Problem to solve: Output the lines of the records from the one containing "Serialize everything readable" through the last, both ends included. Leave pictures out.
[START OF Source material]
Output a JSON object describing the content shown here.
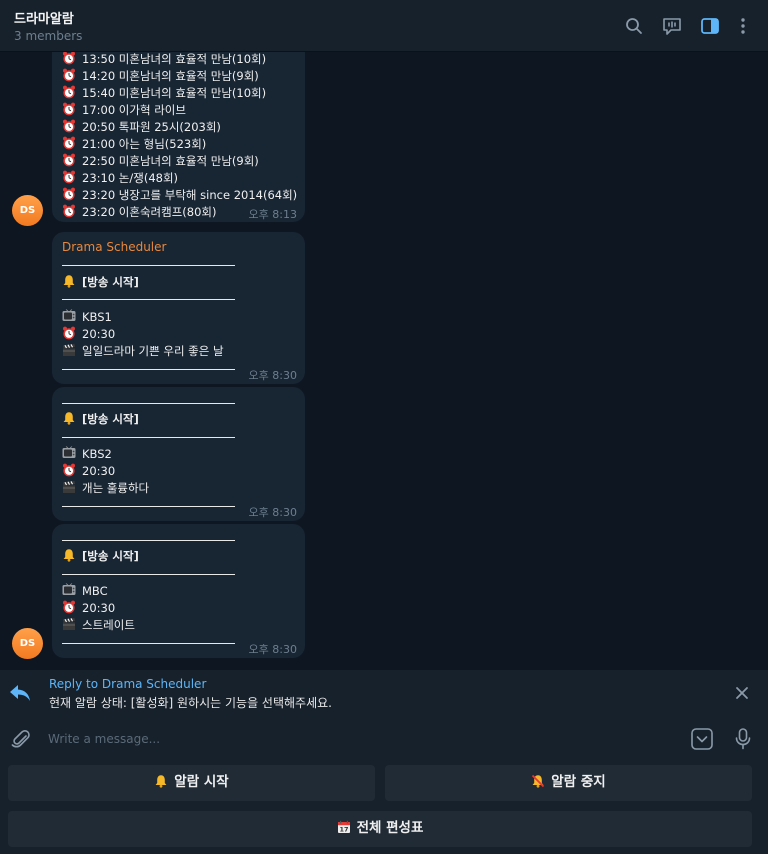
{
  "header": {
    "title": "드라마알람",
    "members": "3 members"
  },
  "messages": {
    "schedule_lines": [
      "13:50 미혼남녀의 효율적 만남(10회)",
      "14:20 미혼남녀의 효율적 만남(9회)",
      "15:40 미혼남녀의 효율적 만남(10회)",
      "17:00 이가혁 라이브",
      "20:50 톡파원 25시(203회)",
      "21:00 아는 형님(523회)",
      "22:50 미혼남녀의 효율적 만남(9회)",
      "23:10 논/쟁(48회)",
      "23:20 냉장고를 부탁해 since 2014(64회)",
      "23:20 이혼숙려캠프(80회)"
    ],
    "schedule_time": "오후 8:13",
    "avatar_initials": "DS",
    "sender": "Drama Scheduler",
    "start_label": "[방송 시작]",
    "notifications": [
      {
        "channel": "KBS1",
        "time": "20:30",
        "program": "일일드라마 기쁜 우리 좋은 날",
        "sent": "오후 8:30"
      },
      {
        "channel": "KBS2",
        "time": "20:30",
        "program": "개는 훌륭하다",
        "sent": "오후 8:30"
      },
      {
        "channel": "MBC",
        "time": "20:30",
        "program": "스트레이트",
        "sent": "오후 8:30"
      }
    ]
  },
  "reply": {
    "to": "Reply to Drama Scheduler",
    "text": "현재 알람 상태: [활성화] 원하시는 기능을 선택해주세요."
  },
  "composer": {
    "placeholder": "Write a message..."
  },
  "keyboard": {
    "start_alarm": "알람 시작",
    "stop_alarm": "알람 중지",
    "full_schedule": "전체 편성표"
  },
  "colors": {
    "accent": "#5eb5f7",
    "sender": "#e8883c",
    "bubble": "#182533",
    "background": "#0e1621"
  }
}
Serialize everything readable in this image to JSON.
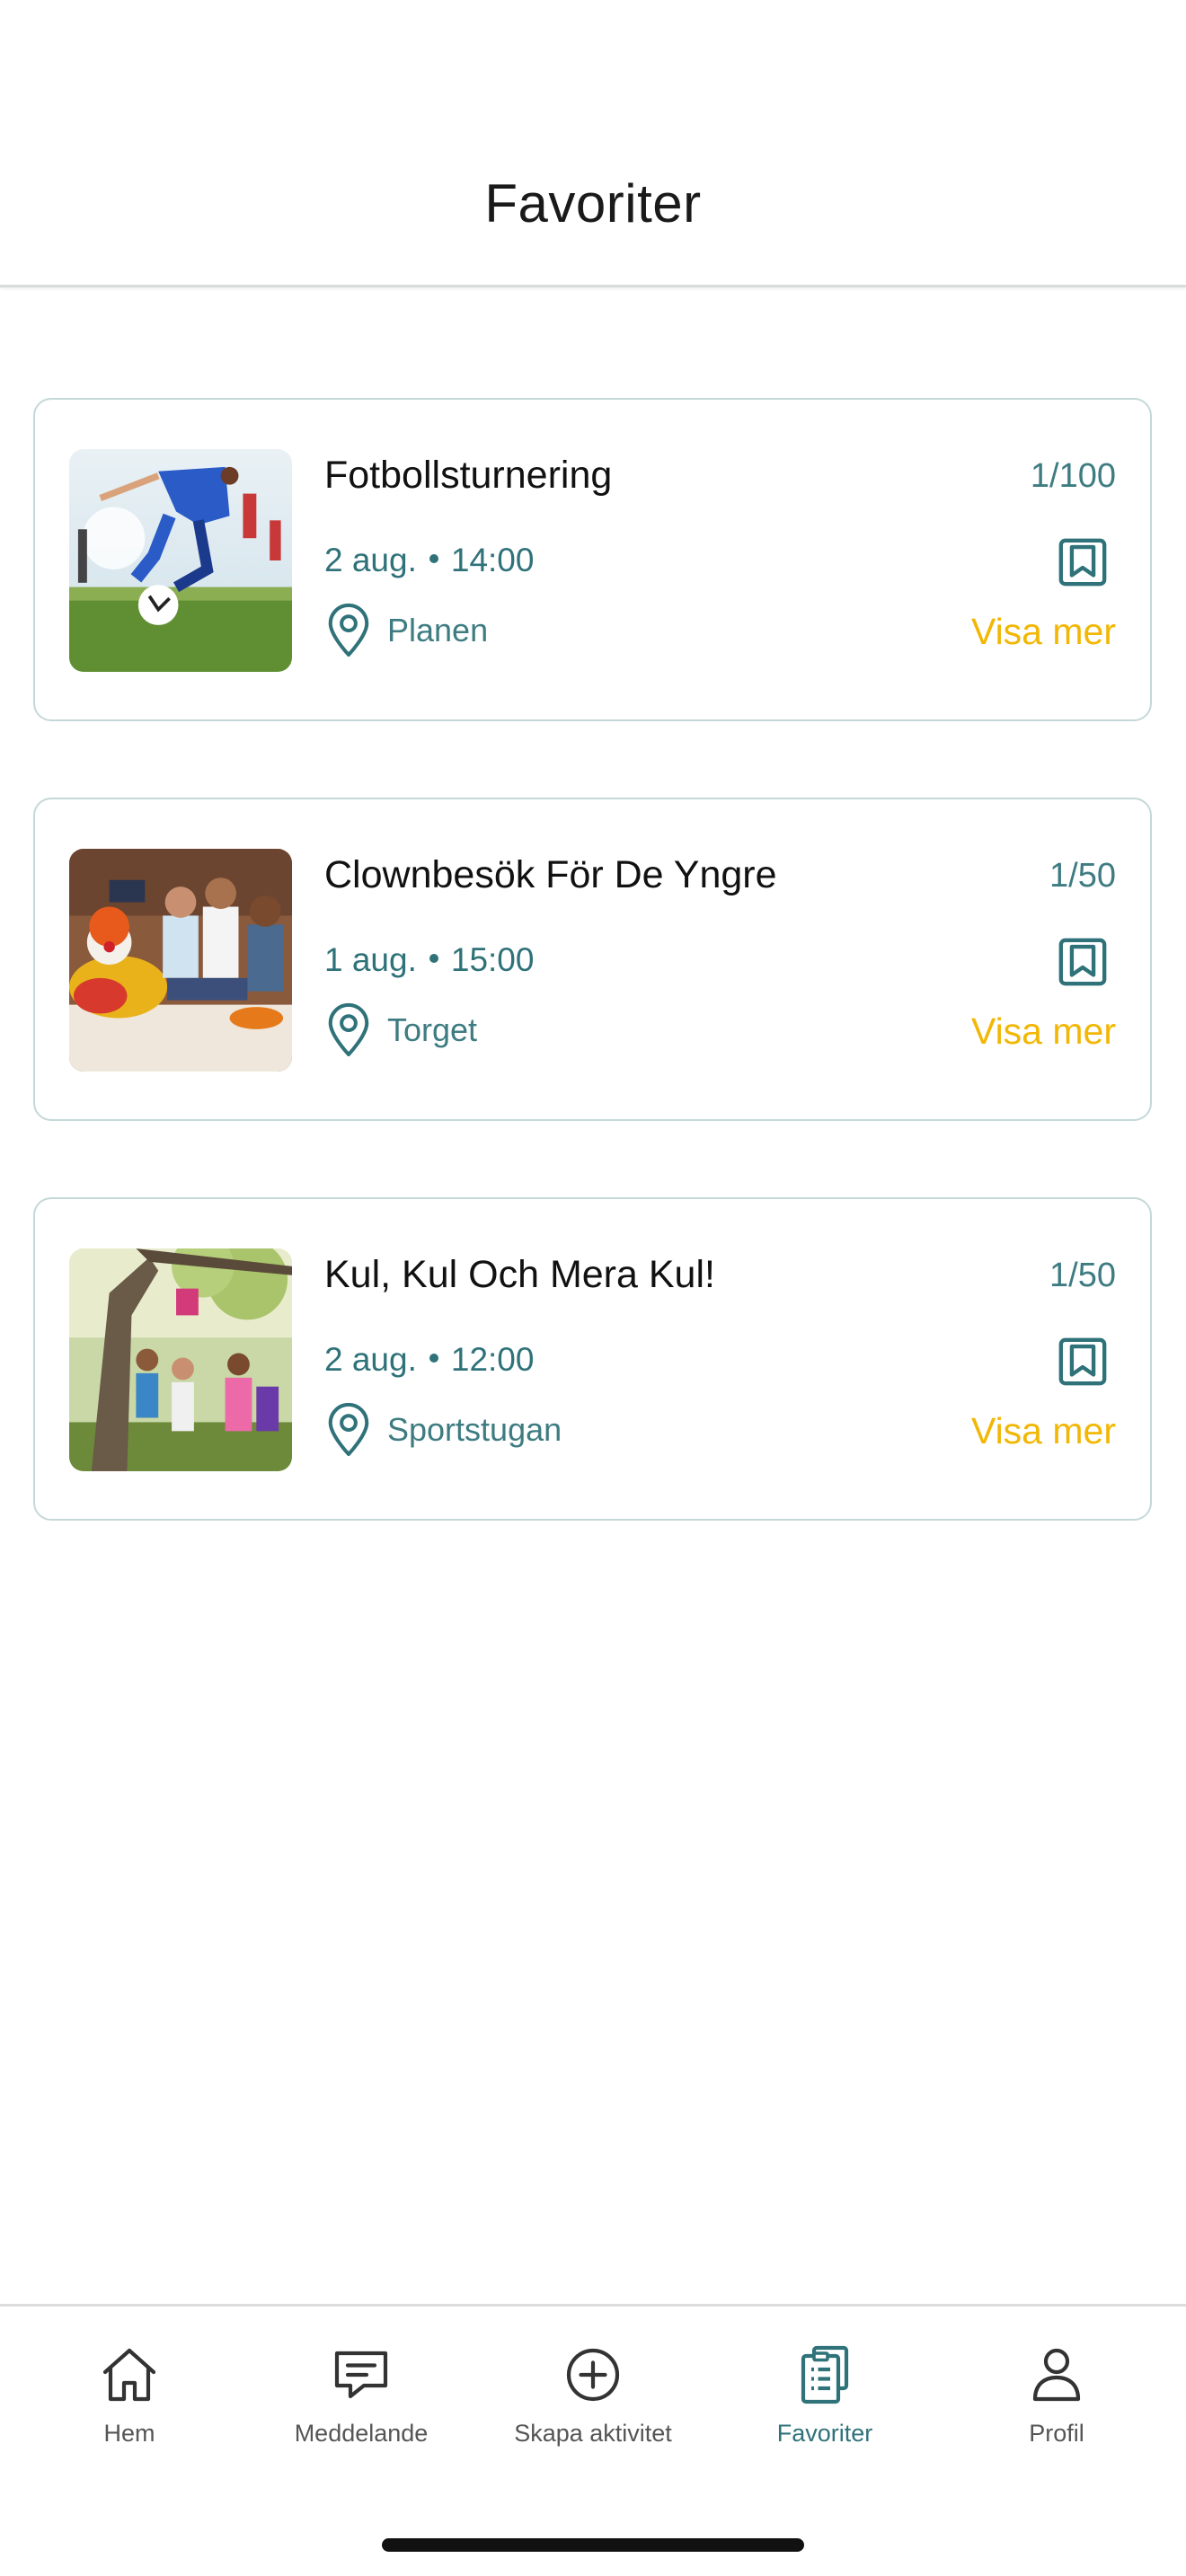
{
  "header": {
    "title": "Favoriter"
  },
  "cards": [
    {
      "title": "Fotbollsturnering",
      "count": "1/100",
      "date": "2 aug.",
      "time": "14:00",
      "location": "Planen",
      "more_label": "Visa mer"
    },
    {
      "title": "Clownbesök För De Yngre",
      "count": "1/50",
      "date": "1 aug.",
      "time": "15:00",
      "location": "Torget",
      "more_label": "Visa mer"
    },
    {
      "title": "Kul, Kul Och Mera Kul!",
      "count": "1/50",
      "date": "2 aug.",
      "time": "12:00",
      "location": "Sportstugan",
      "more_label": "Visa mer"
    }
  ],
  "nav": {
    "items": [
      {
        "label": "Hem",
        "icon": "home-icon"
      },
      {
        "label": "Meddelande",
        "icon": "message-icon"
      },
      {
        "label": "Skapa aktivitet",
        "icon": "plus-circle-icon"
      },
      {
        "label": "Favoriter",
        "icon": "clipboard-list-icon",
        "active": true
      },
      {
        "label": "Profil",
        "icon": "user-icon"
      }
    ]
  },
  "colors": {
    "accent": "#2f7279",
    "highlight": "#f2b705",
    "card_border": "#c5d8d8"
  }
}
[END OF Source material]
Task output:
Serialize everything readable in this image to JSON.
{
  "header": {
    "title": "Favoriter"
  },
  "cards": [
    {
      "title": "Fotbollsturnering",
      "count": "1/100",
      "date": "2 aug.",
      "time": "14:00",
      "location": "Planen",
      "more_label": "Visa mer"
    },
    {
      "title": "Clownbesök För De Yngre",
      "count": "1/50",
      "date": "1 aug.",
      "time": "15:00",
      "location": "Torget",
      "more_label": "Visa mer"
    },
    {
      "title": "Kul, Kul Och Mera Kul!",
      "count": "1/50",
      "date": "2 aug.",
      "time": "12:00",
      "location": "Sportstugan",
      "more_label": "Visa mer"
    }
  ],
  "nav": {
    "items": [
      {
        "label": "Hem",
        "icon": "home-icon"
      },
      {
        "label": "Meddelande",
        "icon": "message-icon"
      },
      {
        "label": "Skapa aktivitet",
        "icon": "plus-circle-icon"
      },
      {
        "label": "Favoriter",
        "icon": "clipboard-list-icon",
        "active": true
      },
      {
        "label": "Profil",
        "icon": "user-icon"
      }
    ]
  },
  "colors": {
    "accent": "#2f7279",
    "highlight": "#f2b705",
    "card_border": "#c5d8d8"
  }
}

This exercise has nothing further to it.